#### [WHAT IS BEING ASKED]
Only an exact, line-for-line copy of the data will serve as the answer.
*** DATA IN THIS EXERCISE ***
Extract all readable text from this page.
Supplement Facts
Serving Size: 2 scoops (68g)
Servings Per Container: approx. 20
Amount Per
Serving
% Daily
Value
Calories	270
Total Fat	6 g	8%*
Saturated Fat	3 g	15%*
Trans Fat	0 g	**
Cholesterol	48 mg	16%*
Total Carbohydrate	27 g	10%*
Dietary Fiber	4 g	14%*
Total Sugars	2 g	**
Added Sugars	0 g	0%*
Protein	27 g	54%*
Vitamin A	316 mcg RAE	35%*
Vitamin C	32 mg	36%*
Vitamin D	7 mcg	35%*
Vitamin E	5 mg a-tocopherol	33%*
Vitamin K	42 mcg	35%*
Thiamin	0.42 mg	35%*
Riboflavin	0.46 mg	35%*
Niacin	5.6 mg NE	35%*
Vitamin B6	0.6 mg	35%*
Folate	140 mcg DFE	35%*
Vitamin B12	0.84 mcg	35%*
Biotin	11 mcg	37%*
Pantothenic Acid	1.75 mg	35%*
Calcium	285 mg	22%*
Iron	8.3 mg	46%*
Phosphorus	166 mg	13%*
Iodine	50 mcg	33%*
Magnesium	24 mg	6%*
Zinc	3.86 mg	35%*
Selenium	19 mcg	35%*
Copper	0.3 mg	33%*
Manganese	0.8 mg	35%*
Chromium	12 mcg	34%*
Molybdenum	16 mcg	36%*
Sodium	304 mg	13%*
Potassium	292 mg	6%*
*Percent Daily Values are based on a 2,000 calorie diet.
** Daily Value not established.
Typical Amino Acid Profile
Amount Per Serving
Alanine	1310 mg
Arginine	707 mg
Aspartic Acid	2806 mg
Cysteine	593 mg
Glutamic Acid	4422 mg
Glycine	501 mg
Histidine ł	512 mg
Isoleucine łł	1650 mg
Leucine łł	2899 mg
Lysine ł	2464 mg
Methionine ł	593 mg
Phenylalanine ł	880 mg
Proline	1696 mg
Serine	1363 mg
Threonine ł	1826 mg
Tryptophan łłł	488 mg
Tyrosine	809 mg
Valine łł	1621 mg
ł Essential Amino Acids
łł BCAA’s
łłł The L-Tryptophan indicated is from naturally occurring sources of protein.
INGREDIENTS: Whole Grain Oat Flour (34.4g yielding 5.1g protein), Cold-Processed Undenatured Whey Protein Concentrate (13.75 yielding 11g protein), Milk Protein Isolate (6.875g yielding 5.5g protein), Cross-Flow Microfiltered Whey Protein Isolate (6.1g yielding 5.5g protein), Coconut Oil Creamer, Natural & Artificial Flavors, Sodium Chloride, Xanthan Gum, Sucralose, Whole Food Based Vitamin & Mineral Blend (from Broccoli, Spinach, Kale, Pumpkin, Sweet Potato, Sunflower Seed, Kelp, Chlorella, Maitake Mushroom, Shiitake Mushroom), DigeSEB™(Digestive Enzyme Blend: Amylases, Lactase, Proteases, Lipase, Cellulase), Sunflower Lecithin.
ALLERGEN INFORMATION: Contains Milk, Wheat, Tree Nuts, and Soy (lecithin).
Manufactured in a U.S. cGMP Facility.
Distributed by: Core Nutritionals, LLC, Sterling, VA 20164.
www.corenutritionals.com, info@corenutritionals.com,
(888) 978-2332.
*** End of DATA IN THIS EXERCISE ***
#### [FINAL ANSWER]
Extract all readable text from this page.
Supplement Facts
Serving Size: 2 scoops (68g)
Servings Per Container: approx. 20
Amount Per
Serving
% Daily
Value
Calories	270
Total Fat	6 g	8%*
Saturated Fat	3 g	15%*
Trans Fat	0 g	**
Cholesterol	48 mg	16%*
Total Carbohydrate	27 g	10%*
Dietary Fiber	4 g	14%*
Total Sugars	2 g	**
Added Sugars	0 g	0%*
Protein	27 g	54%*
Vitamin A	316 mcg RAE	35%*
Vitamin C	32 mg	36%*
Vitamin D	7 mcg	35%*
Vitamin E	5 mg a-tocopherol	33%*
Vitamin K	42 mcg	35%*
Thiamin	0.42 mg	35%*
Riboflavin	0.46 mg	35%*
Niacin	5.6 mg NE	35%*
Vitamin B6	0.6 mg	35%*
Folate	140 mcg DFE	35%*
Vitamin B12	0.84 mcg	35%*
Biotin	11 mcg	37%*
Pantothenic Acid	1.75 mg	35%*
Calcium	285 mg	22%*
Iron	8.3 mg	46%*
Phosphorus	166 mg	13%*
Iodine	50 mcg	33%*
Magnesium	24 mg	6%*
Zinc	3.86 mg	35%*
Selenium	19 mcg	35%*
Copper	0.3 mg	33%*
Manganese	0.8 mg	35%*
Chromium	12 mcg	34%*
Molybdenum	16 mcg	36%*
Sodium	304 mg	13%*
Potassium	292 mg	6%*
*Percent Daily Values are based on a 2,000 calorie diet.
** Daily Value not established.
Typical Amino Acid Profile
Amount Per Serving
Alanine	1310 mg
Arginine	707 mg
Aspartic Acid	2806 mg
Cysteine	593 mg
Glutamic Acid	4422 mg
Glycine	501 mg
Histidine ł	512 mg
Isoleucine łł	1650 mg
Leucine łł	2899 mg
Lysine ł	2464 mg
Methionine ł	593 mg
Phenylalanine ł	880 mg
Proline	1696 mg
Serine	1363 mg
Threonine ł	1826 mg
Tryptophan łłł	488 mg
Tyrosine	809 mg
Valine łł	1621 mg
ł Essential Amino Acids
łł BCAA’s
łłł The L-Tryptophan indicated is from naturally occurring sources of protein.
INGREDIENTS: Whole Grain Oat Flour (34.4g yielding 5.1g protein), Cold-Processed Undenatured Whey Protein Concentrate (13.75 yielding 11g protein), Milk Protein Isolate (6.875g yielding 5.5g protein), Cross-Flow Microfiltered Whey Protein Isolate (6.1g yielding 5.5g protein), Coconut Oil Creamer, Natural & Artificial Flavors, Sodium Chloride, Xanthan Gum, Sucralose, Whole Food Based Vitamin & Mineral Blend (from Broccoli, Spinach, Kale, Pumpkin, Sweet Potato, Sunflower Seed, Kelp, Chlorella, Maitake Mushroom, Shiitake Mushroom), DigeSEB™(Digestive Enzyme Blend: Amylases, Lactase, Proteases, Lipase, Cellulase), Sunflower Lecithin.
ALLERGEN INFORMATION: Contains Milk, Wheat, Tree Nuts, and Soy (lecithin).
Manufactured in a U.S. cGMP Facility.
Distributed by: Core Nutritionals, LLC, Sterling, VA 20164.
www.corenutritionals.com, info@corenutritionals.com,
(888) 978-2332.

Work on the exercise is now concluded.